Goal of the exercise: Transcribe all of the material exactly, except for its pictures.

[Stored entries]
□ □ □ □ □
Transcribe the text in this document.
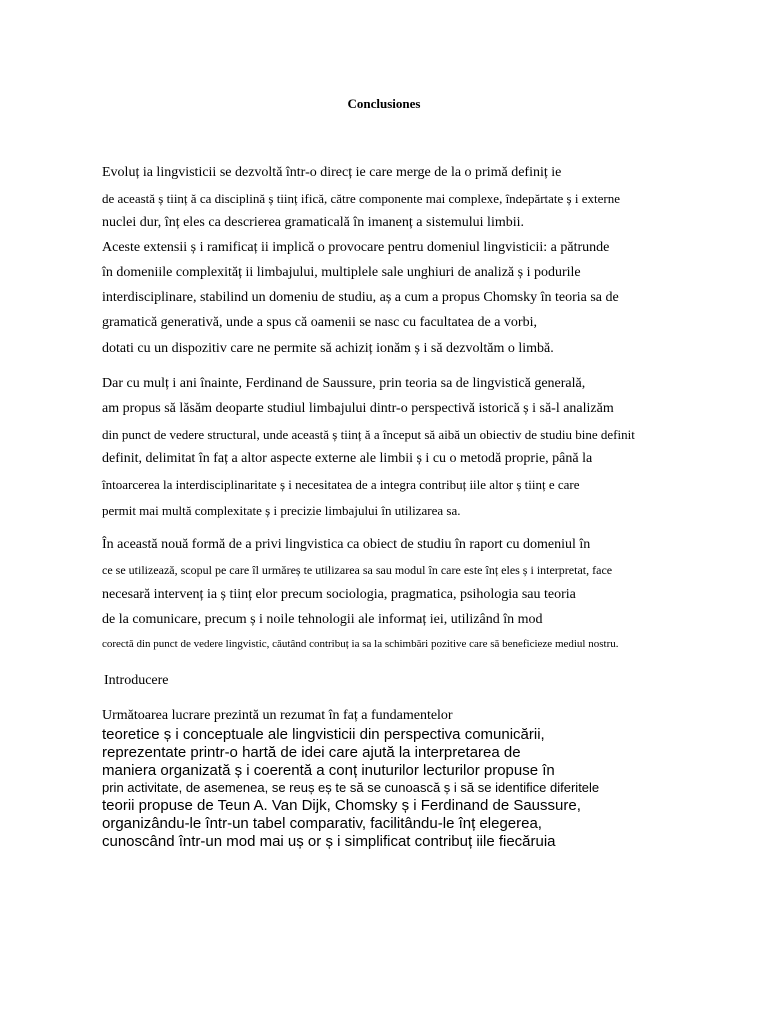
Conclusiones
Evoluț ia lingvisticii se dezvoltă într-o direcț ie care merge de la o primă definiț ie
de această ș tiinț ă ca disciplină ș tiinț ifică, către componente mai complexe, îndepărtate ș i externe
nuclei dur, înț eles ca descrierea gramaticală în imanenț a sistemului limbii.
Aceste extensii ș i ramificaț ii implică o provocare pentru domeniul lingvisticii: a pătrunde
în domeniile complexităț ii limbajului, multiplele sale unghiuri de analiză ș i podurile
interdisciplinare, stabilind un domeniu de studiu, aș a cum a propus Chomsky în teoria sa de
gramatică generativă, unde a spus că oamenii se nasc cu facultatea de a vorbi,
dotati cu un dispozitiv care ne permite să achiziț ionăm ș i să dezvoltăm o limbă.
Dar cu mulț i ani înainte, Ferdinand de Saussure, prin teoria sa de lingvistică generală,
am propus să lăsăm deoparte studiul limbajului dintr-o perspectivă istorică ș i să-l analizăm
din punct de vedere structural, unde această ș tiinț ă a început să aibă un obiectiv de studiu bine definit
definit, delimitat în faț a altor aspecte externe ale limbii ș i cu o metodă proprie, până la
întoarcerea la interdisciplinaritate ș i necesitatea de a integra contribuț iile altor ș tiinț e care
permit mai multă complexitate ș i precizie limbajului în utilizarea sa.
În această nouă formă de a privi lingvistica ca obiect de studiu în raport cu domeniul în
ce se utilizează, scopul pe care îl urmăreș te utilizarea sa sau modul în care este înț eles ș i interpretat, face
necesară intervenț ia ș tiinț elor precum sociologia, pragmatica, psihologia sau teoria
de la comunicare, precum ș i noile tehnologii ale informaț iei, utilizând în mod
corectă din punct de vedere lingvistic, căutând contribuț ia sa la schimbări pozitive care să beneficieze mediul nostru.
Introducere
Următoarea lucrare prezintă un rezumat în faț a fundamentelor
teoretice ș i conceptuale ale lingvisticii din perspectiva comunicării,
reprezentate printr-o hartă de idei care ajută la interpretarea de
maniera organizată ș i coerentă a conț inuturilor lecturilor propuse în
prin activitate, de asemenea, se reuș eș te să se cunoască ș i să se identifice diferitele
teorii propuse de Teun A. Van Dijk, Chomsky ș i Ferdinand de Saussure,
organizându-le într-un tabel comparativ, facilitându-le înț elegerea,
cunoscând într-un mod mai uș or ș i simplificat contribuț iile fiecăruia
□ □ □ □ □
Solution to this problem:
Transcribe the text in this document.
Conclusiones
Evoluț ia lingvisticii se dezvoltă într-o direcț ie care merge de la o primă definiț ie
de această ș tiinț ă ca disciplină ș tiinț ifică, către componente mai complexe, îndepărtate ș i externe
nuclei dur, înț eles ca descrierea gramaticală în imanenț a sistemului limbii.
Aceste extensii ș i ramificaț ii implică o provocare pentru domeniul lingvisticii: a pătrunde
în domeniile complexităț ii limbajului, multiplele sale unghiuri de analiză ș i podurile
interdisciplinare, stabilind un domeniu de studiu, aș a cum a propus Chomsky în teoria sa de
gramatică generativă, unde a spus că oamenii se nasc cu facultatea de a vorbi,
dotati cu un dispozitiv care ne permite să achiziț ionăm ș i să dezvoltăm o limbă.
Dar cu mulț i ani înainte, Ferdinand de Saussure, prin teoria sa de lingvistică generală,
am propus să lăsăm deoparte studiul limbajului dintr-o perspectivă istorică ș i să-l analizăm
din punct de vedere structural, unde această ș tiinț ă a început să aibă un obiectiv de studiu bine definit
definit, delimitat în faț a altor aspecte externe ale limbii ș i cu o metodă proprie, până la
întoarcerea la interdisciplinaritate ș i necesitatea de a integra contribuț iile altor ș tiinț e care
permit mai multă complexitate ș i precizie limbajului în utilizarea sa.
În această nouă formă de a privi lingvistica ca obiect de studiu în raport cu domeniul în
ce se utilizează, scopul pe care îl urmăreș te utilizarea sa sau modul în care este înț eles ș i interpretat, face
necesară intervenț ia ș tiinț elor precum sociologia, pragmatica, psihologia sau teoria
de la comunicare, precum ș i noile tehnologii ale informaț iei, utilizând în mod
corectă din punct de vedere lingvistic, căutând contribuț ia sa la schimbări pozitive care să beneficieze mediul nostru.
Introducere
Următoarea lucrare prezintă un rezumat în faț a fundamentelor
teoretice ș i conceptuale ale lingvisticii din perspectiva comunicării,
reprezentate printr-o hartă de idei care ajută la interpretarea de
maniera organizată ș i coerentă a conț inuturilor lecturilor propuse în
prin activitate, de asemenea, se reuș eș te să se cunoască ș i să se identifice diferitele
teorii propuse de Teun A. Van Dijk, Chomsky ș i Ferdinand de Saussure,
organizându-le într-un tabel comparativ, facilitându-le înț elegerea,
cunoscând într-un mod mai uș or ș i simplificat contribuț iile fiecăruia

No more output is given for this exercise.